• Given task
An exact copy of the records is required, minus the pictures they hold.

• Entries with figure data
━━━━━━━━━━

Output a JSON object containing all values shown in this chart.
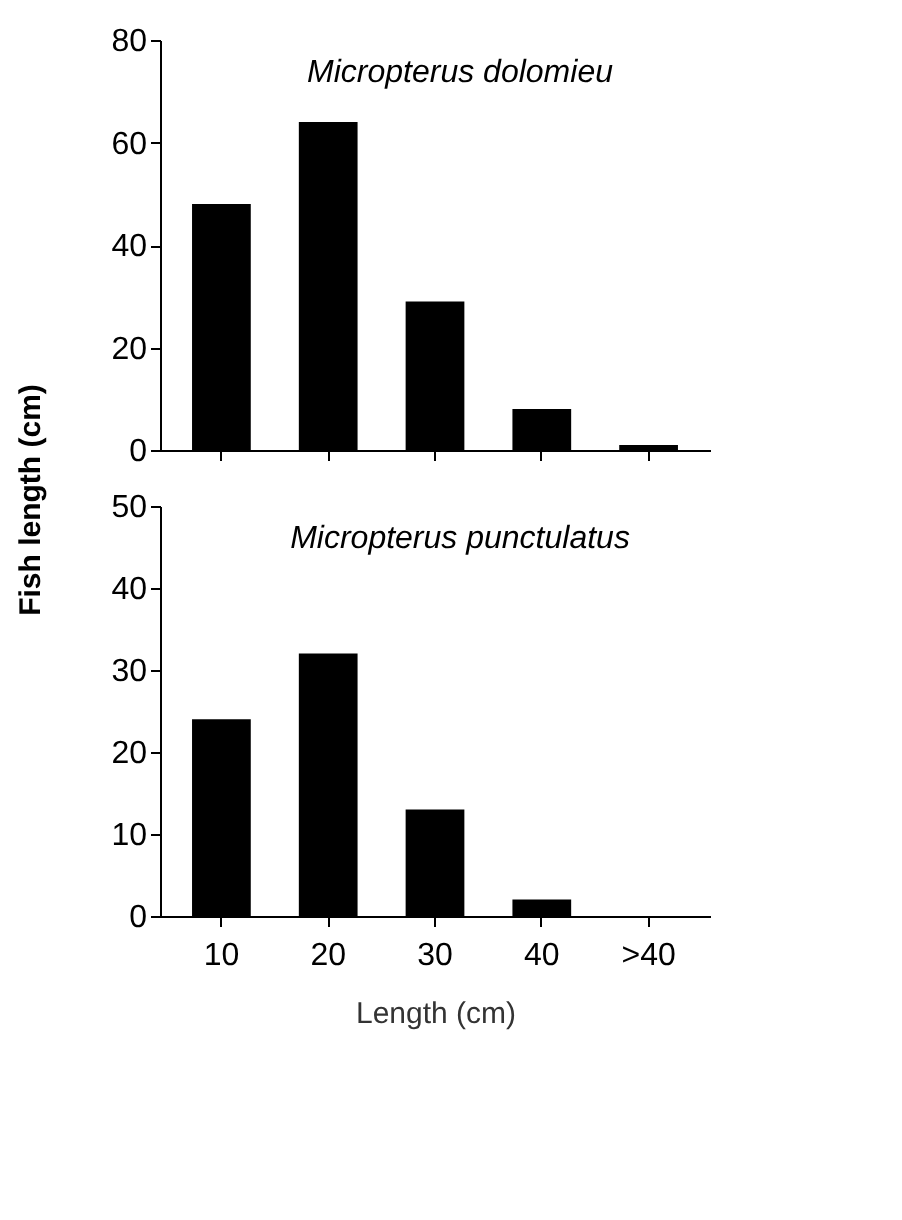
{
  "chart_data": [
    {
      "type": "bar",
      "title": "Micropterus dolomieu",
      "ylabel": "Fish length (cm)",
      "values": [
        48,
        64,
        29,
        8,
        1
      ],
      "color": "#000000",
      "ylim": [
        0,
        80
      ],
      "yticks": [
        0,
        20,
        40,
        60,
        80
      ],
      "tick_labels": "y",
      "grid": false
    },
    {
      "type": "bar",
      "title": "Micropterus punctulatus",
      "xlabel": "Length (cm)",
      "categories": [
        "10",
        "20",
        "30",
        "40",
        ">40"
      ],
      "values": [
        24,
        32,
        13,
        2,
        0
      ],
      "color": "#000000",
      "ylim": [
        0,
        50
      ],
      "yticks": [
        0,
        10,
        20,
        30,
        40,
        50
      ],
      "grid": false
    }
  ]
}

━━━━━━━━━━

• Output of the exercise
Output a JSON object containing all values shown in this chart.
{
  "chart_data": [
    {
      "type": "bar",
      "title": "Micropterus dolomieu",
      "ylabel": "Fish length (cm)",
      "values": [
        48,
        64,
        29,
        8,
        1
      ],
      "color": "#000000",
      "ylim": [
        0,
        80
      ],
      "yticks": [
        0,
        20,
        40,
        60,
        80
      ],
      "tick_labels": "y",
      "grid": false
    },
    {
      "type": "bar",
      "title": "Micropterus punctulatus",
      "xlabel": "Length (cm)",
      "categories": [
        "10",
        "20",
        "30",
        "40",
        ">40"
      ],
      "values": [
        24,
        32,
        13,
        2,
        0
      ],
      "color": "#000000",
      "ylim": [
        0,
        50
      ],
      "yticks": [
        0,
        10,
        20,
        30,
        40,
        50
      ],
      "grid": false
    }
  ]
}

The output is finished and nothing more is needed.